CHALLENGE
Reproduce each of the lines word for word.

PROVIDED DATA

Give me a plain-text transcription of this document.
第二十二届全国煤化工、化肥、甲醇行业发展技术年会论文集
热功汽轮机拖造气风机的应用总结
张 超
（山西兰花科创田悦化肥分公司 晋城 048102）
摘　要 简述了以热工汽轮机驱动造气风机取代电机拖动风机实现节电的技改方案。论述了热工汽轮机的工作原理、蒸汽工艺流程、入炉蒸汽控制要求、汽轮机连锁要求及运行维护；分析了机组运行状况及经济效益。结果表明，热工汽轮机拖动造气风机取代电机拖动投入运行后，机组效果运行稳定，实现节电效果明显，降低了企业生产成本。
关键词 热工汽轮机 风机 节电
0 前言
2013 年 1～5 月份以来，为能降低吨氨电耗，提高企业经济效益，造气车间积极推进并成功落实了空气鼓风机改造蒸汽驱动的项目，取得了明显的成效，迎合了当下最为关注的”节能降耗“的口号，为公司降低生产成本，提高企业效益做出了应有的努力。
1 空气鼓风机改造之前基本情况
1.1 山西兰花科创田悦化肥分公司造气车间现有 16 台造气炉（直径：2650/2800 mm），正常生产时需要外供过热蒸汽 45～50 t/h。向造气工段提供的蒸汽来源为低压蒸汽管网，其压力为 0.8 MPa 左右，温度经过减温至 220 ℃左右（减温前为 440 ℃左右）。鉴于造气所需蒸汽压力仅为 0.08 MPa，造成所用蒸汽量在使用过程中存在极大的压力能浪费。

FULL ANSWER
Give me a plain-text transcription of this document.
第二十二届全国煤化工、化肥、甲醇行业发展技术年会论文集
热功汽轮机拖造气风机的应用总结
张 超
（山西兰花科创田悦化肥分公司 晋城 048102）
摘　要 简述了以热工汽轮机驱动造气风机取代电机拖动风机实现节电的技改方案。论述了热工汽轮机的工作原理、蒸汽工艺流程、入炉蒸汽控制要求、汽轮机连锁要求及运行维护；分析了机组运行状况及经济效益。结果表明，热工汽轮机拖动造气风机取代电机拖动投入运行后，机组效果运行稳定，实现节电效果明显，降低了企业生产成本。
关键词 热工汽轮机 风机 节电
0 前言
2013 年 1～5 月份以来，为能降低吨氨电耗，提高企业经济效益，造气车间积极推进并成功落实了空气鼓风机改造蒸汽驱动的项目，取得了明显的成效，迎合了当下最为关注的”节能降耗“的口号，为公司降低生产成本，提高企业效益做出了应有的努力。
1 空气鼓风机改造之前基本情况
1.1 山西兰花科创田悦化肥分公司造气车间现有 16 台造气炉（直径：2650/2800 mm），正常生产时需要外供过热蒸汽 45～50 t/h。向造气工段提供的蒸汽来源为低压蒸汽管网，其压力为 0.8 MPa 左右，温度经过减温至 220 ℃左右（减温前为 440 ℃左右）。鉴于造气所需蒸汽压力仅为 0.08 MPa，造成所用蒸汽量在使用过程中存在极大的压力能浪费。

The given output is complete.